Extracted data entries
**********
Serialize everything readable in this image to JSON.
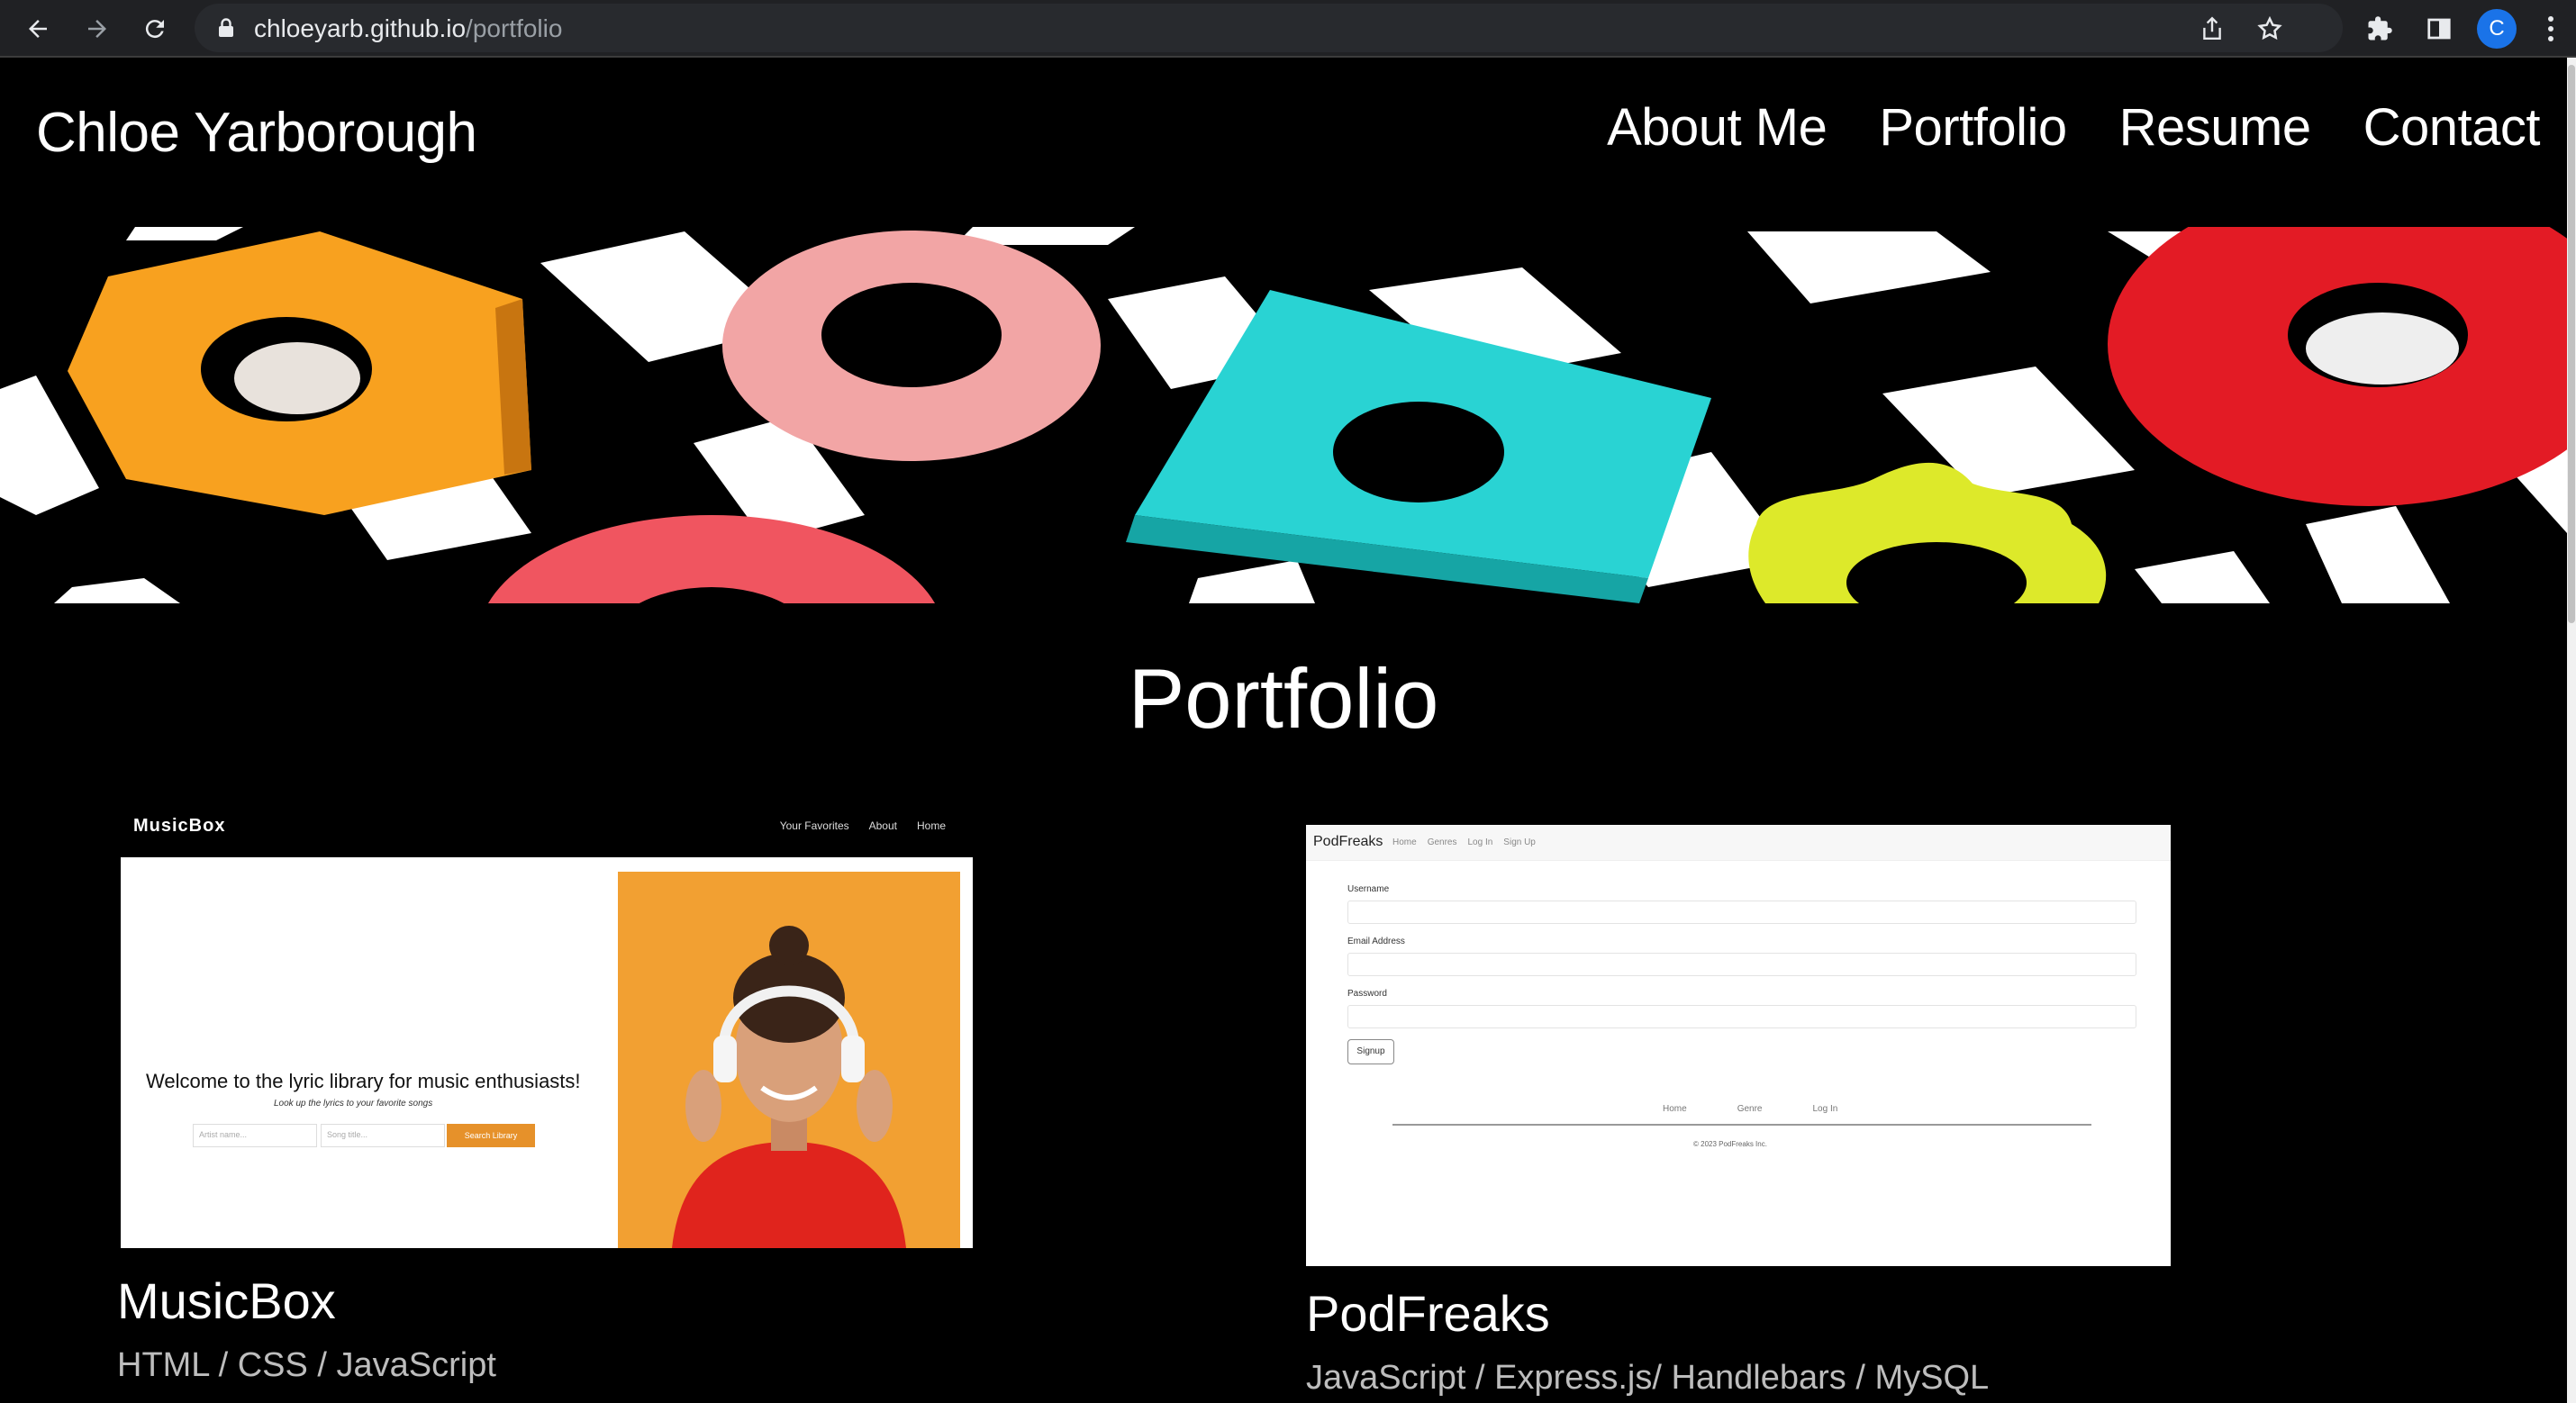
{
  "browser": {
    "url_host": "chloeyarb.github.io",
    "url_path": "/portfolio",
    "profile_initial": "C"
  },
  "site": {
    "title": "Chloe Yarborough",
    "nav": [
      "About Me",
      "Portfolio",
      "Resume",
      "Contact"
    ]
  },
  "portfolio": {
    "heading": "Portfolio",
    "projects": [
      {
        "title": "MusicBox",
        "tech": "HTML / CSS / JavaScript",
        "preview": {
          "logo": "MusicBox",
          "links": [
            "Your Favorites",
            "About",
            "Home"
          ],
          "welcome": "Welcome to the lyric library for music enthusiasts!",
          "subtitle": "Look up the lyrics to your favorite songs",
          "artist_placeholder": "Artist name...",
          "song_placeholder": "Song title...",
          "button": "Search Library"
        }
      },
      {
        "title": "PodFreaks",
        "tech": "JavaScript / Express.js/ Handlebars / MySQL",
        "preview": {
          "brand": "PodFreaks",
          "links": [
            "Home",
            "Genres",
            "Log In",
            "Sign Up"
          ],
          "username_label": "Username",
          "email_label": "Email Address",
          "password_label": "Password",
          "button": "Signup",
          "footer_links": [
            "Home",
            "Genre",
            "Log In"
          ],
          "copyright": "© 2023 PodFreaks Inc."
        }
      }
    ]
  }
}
**********
__What is asked__.
Using the records above, find and show each line with the string "tech".

__In response__.
        "tech": "HTML / CSS / JavaScript",
        "tech": "JavaScript / Express.js/ Handlebars / MySQL",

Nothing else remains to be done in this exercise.